_REQUIREMENT:_
Copy the data word for word, keeping every line.

_PROVIDED DATA:_
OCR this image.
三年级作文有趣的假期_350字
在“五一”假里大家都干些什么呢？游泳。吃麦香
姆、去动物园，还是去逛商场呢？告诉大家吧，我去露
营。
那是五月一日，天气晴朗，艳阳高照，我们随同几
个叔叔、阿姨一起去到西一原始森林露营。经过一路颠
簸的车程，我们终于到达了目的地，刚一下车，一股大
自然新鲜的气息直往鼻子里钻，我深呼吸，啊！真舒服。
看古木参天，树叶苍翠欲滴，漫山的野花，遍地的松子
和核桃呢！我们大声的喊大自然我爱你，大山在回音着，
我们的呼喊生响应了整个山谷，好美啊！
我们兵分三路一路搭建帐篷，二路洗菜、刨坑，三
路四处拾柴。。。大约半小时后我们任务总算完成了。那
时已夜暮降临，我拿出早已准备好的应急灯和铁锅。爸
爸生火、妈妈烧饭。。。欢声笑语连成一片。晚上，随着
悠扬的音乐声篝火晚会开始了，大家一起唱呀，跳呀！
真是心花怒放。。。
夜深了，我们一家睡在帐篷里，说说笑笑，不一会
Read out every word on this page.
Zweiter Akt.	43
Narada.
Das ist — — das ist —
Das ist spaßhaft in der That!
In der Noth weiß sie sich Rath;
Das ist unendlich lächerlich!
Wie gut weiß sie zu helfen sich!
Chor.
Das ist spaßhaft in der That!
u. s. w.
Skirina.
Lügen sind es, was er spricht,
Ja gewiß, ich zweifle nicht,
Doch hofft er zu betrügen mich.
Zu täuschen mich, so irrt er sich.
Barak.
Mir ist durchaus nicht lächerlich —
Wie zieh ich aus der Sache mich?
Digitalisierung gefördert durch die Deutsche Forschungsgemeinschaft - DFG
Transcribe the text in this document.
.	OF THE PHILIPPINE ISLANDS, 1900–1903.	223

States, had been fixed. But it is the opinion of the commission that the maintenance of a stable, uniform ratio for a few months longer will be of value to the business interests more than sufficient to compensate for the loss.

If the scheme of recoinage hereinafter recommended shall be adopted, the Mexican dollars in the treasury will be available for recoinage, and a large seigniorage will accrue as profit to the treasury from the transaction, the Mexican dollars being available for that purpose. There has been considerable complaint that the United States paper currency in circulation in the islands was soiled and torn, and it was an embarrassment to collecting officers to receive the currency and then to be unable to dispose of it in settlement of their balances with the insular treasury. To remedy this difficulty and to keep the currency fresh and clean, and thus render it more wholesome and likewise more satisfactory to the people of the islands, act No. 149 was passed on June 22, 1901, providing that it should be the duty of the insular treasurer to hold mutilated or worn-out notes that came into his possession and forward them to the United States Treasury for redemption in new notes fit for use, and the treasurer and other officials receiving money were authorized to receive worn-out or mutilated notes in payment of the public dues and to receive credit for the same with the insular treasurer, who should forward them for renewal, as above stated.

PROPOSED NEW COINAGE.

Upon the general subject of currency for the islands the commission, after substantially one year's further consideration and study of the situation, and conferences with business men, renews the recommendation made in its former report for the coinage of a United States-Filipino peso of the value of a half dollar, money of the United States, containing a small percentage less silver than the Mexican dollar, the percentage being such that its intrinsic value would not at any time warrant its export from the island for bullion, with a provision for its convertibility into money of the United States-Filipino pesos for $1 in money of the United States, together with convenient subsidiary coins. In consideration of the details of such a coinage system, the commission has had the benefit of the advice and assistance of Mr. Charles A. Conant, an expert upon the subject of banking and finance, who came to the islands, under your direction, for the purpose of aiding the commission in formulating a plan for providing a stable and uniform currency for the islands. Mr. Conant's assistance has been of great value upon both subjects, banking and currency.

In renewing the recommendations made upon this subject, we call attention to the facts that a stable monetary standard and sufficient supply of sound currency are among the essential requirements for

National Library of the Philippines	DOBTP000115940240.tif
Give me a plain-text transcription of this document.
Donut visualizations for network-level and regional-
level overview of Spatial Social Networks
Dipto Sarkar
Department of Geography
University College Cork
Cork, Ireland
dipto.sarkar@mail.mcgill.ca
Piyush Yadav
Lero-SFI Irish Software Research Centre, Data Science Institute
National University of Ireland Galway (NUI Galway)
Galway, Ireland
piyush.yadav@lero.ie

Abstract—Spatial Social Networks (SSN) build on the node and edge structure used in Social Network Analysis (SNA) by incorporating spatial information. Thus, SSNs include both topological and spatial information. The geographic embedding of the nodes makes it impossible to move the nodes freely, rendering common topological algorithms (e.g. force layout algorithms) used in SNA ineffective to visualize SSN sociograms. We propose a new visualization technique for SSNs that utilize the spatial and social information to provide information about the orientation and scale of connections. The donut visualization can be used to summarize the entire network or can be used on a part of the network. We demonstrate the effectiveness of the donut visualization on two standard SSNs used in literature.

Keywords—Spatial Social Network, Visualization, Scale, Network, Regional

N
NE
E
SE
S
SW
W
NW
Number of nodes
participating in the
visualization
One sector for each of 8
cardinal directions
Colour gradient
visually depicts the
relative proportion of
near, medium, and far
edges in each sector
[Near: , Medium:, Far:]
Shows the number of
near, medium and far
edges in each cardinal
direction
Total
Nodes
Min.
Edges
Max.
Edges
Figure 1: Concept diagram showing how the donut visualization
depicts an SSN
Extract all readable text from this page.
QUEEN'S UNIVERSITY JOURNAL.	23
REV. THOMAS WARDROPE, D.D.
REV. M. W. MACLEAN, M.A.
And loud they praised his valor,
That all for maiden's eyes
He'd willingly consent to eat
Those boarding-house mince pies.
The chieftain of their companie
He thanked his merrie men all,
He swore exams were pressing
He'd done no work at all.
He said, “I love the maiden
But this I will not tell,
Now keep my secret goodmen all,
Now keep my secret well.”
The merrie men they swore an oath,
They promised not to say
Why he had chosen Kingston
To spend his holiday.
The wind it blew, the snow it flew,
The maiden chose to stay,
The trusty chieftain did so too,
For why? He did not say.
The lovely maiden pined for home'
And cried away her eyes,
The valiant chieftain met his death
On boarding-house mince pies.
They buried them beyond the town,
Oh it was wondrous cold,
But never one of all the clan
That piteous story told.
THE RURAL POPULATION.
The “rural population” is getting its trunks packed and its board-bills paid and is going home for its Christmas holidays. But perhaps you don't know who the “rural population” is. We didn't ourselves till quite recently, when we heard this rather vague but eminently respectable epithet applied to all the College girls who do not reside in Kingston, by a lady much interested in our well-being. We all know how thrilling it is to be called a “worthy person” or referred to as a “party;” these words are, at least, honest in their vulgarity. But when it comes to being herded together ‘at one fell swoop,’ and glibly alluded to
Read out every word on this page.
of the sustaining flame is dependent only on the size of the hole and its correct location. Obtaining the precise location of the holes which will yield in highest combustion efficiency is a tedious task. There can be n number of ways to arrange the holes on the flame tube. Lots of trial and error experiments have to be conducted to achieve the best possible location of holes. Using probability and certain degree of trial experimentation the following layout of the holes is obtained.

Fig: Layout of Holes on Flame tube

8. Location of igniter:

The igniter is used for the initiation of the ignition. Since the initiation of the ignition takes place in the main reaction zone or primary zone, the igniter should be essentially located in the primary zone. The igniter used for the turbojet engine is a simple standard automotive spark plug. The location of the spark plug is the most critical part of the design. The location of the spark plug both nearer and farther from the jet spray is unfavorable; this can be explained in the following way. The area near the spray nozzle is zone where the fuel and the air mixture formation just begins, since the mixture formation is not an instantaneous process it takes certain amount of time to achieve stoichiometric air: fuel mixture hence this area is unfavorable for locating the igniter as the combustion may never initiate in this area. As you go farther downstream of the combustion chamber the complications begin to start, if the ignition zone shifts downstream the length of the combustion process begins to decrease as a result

_SOLUTION TO THE PROBLEM:_
OCR this image.
三年级作文有趣的假期_350字
在“五一”假里大家都干些什么呢？游泳。吃麦香
姆、去动物园，还是去逛商场呢？告诉大家吧，我去露
营。
那是五月一日，天气晴朗，艳阳高照，我们随同几
个叔叔、阿姨一起去到西一原始森林露营。经过一路颠
簸的车程，我们终于到达了目的地，刚一下车，一股大
自然新鲜的气息直往鼻子里钻，我深呼吸，啊！真舒服。
看古木参天，树叶苍翠欲滴，漫山的野花，遍地的松子
和核桃呢！我们大声的喊大自然我爱你，大山在回音着，
我们的呼喊生响应了整个山谷，好美啊！
我们兵分三路一路搭建帐篷，二路洗菜、刨坑，三
路四处拾柴。。。大约半小时后我们任务总算完成了。那
时已夜暮降临，我拿出早已准备好的应急灯和铁锅。爸
爸生火、妈妈烧饭。。。欢声笑语连成一片。晚上，随着
悠扬的音乐声篝火晚会开始了，大家一起唱呀，跳呀！
真是心花怒放。。。
夜深了，我们一家睡在帐篷里，说说笑笑，不一会
Read out every word on this page.
Zweiter Akt.	43
Narada.
Das ist — — das ist —
Das ist spaßhaft in der That!
In der Noth weiß sie sich Rath;
Das ist unendlich lächerlich!
Wie gut weiß sie zu helfen sich!
Chor.
Das ist spaßhaft in der That!
u. s. w.
Skirina.
Lügen sind es, was er spricht,
Ja gewiß, ich zweifle nicht,
Doch hofft er zu betrügen mich.
Zu täuschen mich, so irrt er sich.
Barak.
Mir ist durchaus nicht lächerlich —
Wie zieh ich aus der Sache mich?
Digitalisierung gefördert durch die Deutsche Forschungsgemeinschaft - DFG
Transcribe the text in this document.
.	OF THE PHILIPPINE ISLANDS, 1900–1903.	223

States, had been fixed. But it is the opinion of the commission that the maintenance of a stable, uniform ratio for a few months longer will be of value to the business interests more than sufficient to compensate for the loss.

If the scheme of recoinage hereinafter recommended shall be adopted, the Mexican dollars in the treasury will be available for recoinage, and a large seigniorage will accrue as profit to the treasury from the transaction, the Mexican dollars being available for that purpose. There has been considerable complaint that the United States paper currency in circulation in the islands was soiled and torn, and it was an embarrassment to collecting officers to receive the currency and then to be unable to dispose of it in settlement of their balances with the insular treasury. To remedy this difficulty and to keep the currency fresh and clean, and thus render it more wholesome and likewise more satisfactory to the people of the islands, act No. 149 was passed on June 22, 1901, providing that it should be the duty of the insular treasurer to hold mutilated or worn-out notes that came into his possession and forward them to the United States Treasury for redemption in new notes fit for use, and the treasurer and other officials receiving money were authorized to receive worn-out or mutilated notes in payment of the public dues and to receive credit for the same with the insular treasurer, who should forward them for renewal, as above stated.

PROPOSED NEW COINAGE.

Upon the general subject of currency for the islands the commission, after substantially one year's further consideration and study of the situation, and conferences with business men, renews the recommendation made in its former report for the coinage of a United States-Filipino peso of the value of a half dollar, money of the United States, containing a small percentage less silver than the Mexican dollar, the percentage being such that its intrinsic value would not at any time warrant its export from the island for bullion, with a provision for its convertibility into money of the United States-Filipino pesos for $1 in money of the United States, together with convenient subsidiary coins. In consideration of the details of such a coinage system, the commission has had the benefit of the advice and assistance of Mr. Charles A. Conant, an expert upon the subject of banking and finance, who came to the islands, under your direction, for the purpose of aiding the commission in formulating a plan for providing a stable and uniform currency for the islands. Mr. Conant's assistance has been of great value upon both subjects, banking and currency.

In renewing the recommendations made upon this subject, we call attention to the facts that a stable monetary standard and sufficient supply of sound currency are among the essential requirements for

National Library of the Philippines	DOBTP000115940240.tif
Give me a plain-text transcription of this document.
Donut visualizations for network-level and regional-
level overview of Spatial Social Networks
Dipto Sarkar
Department of Geography
University College Cork
Cork, Ireland
dipto.sarkar@mail.mcgill.ca
Piyush Yadav
Lero-SFI Irish Software Research Centre, Data Science Institute
National University of Ireland Galway (NUI Galway)
Galway, Ireland
piyush.yadav@lero.ie

Abstract—Spatial Social Networks (SSN) build on the node and edge structure used in Social Network Analysis (SNA) by incorporating spatial information. Thus, SSNs include both topological and spatial information. The geographic embedding of the nodes makes it impossible to move the nodes freely, rendering common topological algorithms (e.g. force layout algorithms) used in SNA ineffective to visualize SSN sociograms. We propose a new visualization technique for SSNs that utilize the spatial and social information to provide information about the orientation and scale of connections. The donut visualization can be used to summarize the entire network or can be used on a part of the network. We demonstrate the effectiveness of the donut visualization on two standard SSNs used in literature.

Keywords—Spatial Social Network, Visualization, Scale, Network, Regional

N
NE
E
SE
S
SW
W
NW
Number of nodes
participating in the
visualization
One sector for each of 8
cardinal directions
Colour gradient
visually depicts the
relative proportion of
near, medium, and far
edges in each sector
[Near: , Medium:, Far:]
Shows the number of
near, medium and far
edges in each cardinal
direction
Total
Nodes
Min.
Edges
Max.
Edges
Figure 1: Concept diagram showing how the donut visualization
depicts an SSN
Extract all readable text from this page.
QUEEN'S UNIVERSITY JOURNAL.	23
REV. THOMAS WARDROPE, D.D.
REV. M. W. MACLEAN, M.A.
And loud they praised his valor,
That all for maiden's eyes
He'd willingly consent to eat
Those boarding-house mince pies.
The chieftain of their companie
He thanked his merrie men all,
He swore exams were pressing
He'd done no work at all.
He said, “I love the maiden
But this I will not tell,
Now keep my secret goodmen all,
Now keep my secret well.”
The merrie men they swore an oath,
They promised not to say
Why he had chosen Kingston
To spend his holiday.
The wind it blew, the snow it flew,
The maiden chose to stay,
The trusty chieftain did so too,
For why? He did not say.
The lovely maiden pined for home'
And cried away her eyes,
The valiant chieftain met his death
On boarding-house mince pies.
They buried them beyond the town,
Oh it was wondrous cold,
But never one of all the clan
That piteous story told.
THE RURAL POPULATION.
The “rural population” is getting its trunks packed and its board-bills paid and is going home for its Christmas holidays. But perhaps you don't know who the “rural population” is. We didn't ourselves till quite recently, when we heard this rather vague but eminently respectable epithet applied to all the College girls who do not reside in Kingston, by a lady much interested in our well-being. We all know how thrilling it is to be called a “worthy person” or referred to as a “party;” these words are, at least, honest in their vulgarity. But when it comes to being herded together ‘at one fell swoop,’ and glibly alluded to
Read out every word on this page.
of the sustaining flame is dependent only on the size of the hole and its correct location. Obtaining the precise location of the holes which will yield in highest combustion efficiency is a tedious task. There can be n number of ways to arrange the holes on the flame tube. Lots of trial and error experiments have to be conducted to achieve the best possible location of holes. Using probability and certain degree of trial experimentation the following layout of the holes is obtained.

Fig: Layout of Holes on Flame tube

8. Location of igniter:

The igniter is used for the initiation of the ignition. Since the initiation of the ignition takes place in the main reaction zone or primary zone, the igniter should be essentially located in the primary zone. The igniter used for the turbojet engine is a simple standard automotive spark plug. The location of the spark plug is the most critical part of the design. The location of the spark plug both nearer and farther from the jet spray is unfavorable; this can be explained in the following way. The area near the spray nozzle is zone where the fuel and the air mixture formation just begins, since the mixture formation is not an instantaneous process it takes certain amount of time to achieve stoichiometric air: fuel mixture hence this area is unfavorable for locating the igniter as the combustion may never initiate in this area. As you go farther downstream of the combustion chamber the complications begin to start, if the ignition zone shifts downstream the length of the combustion process begins to decrease as a result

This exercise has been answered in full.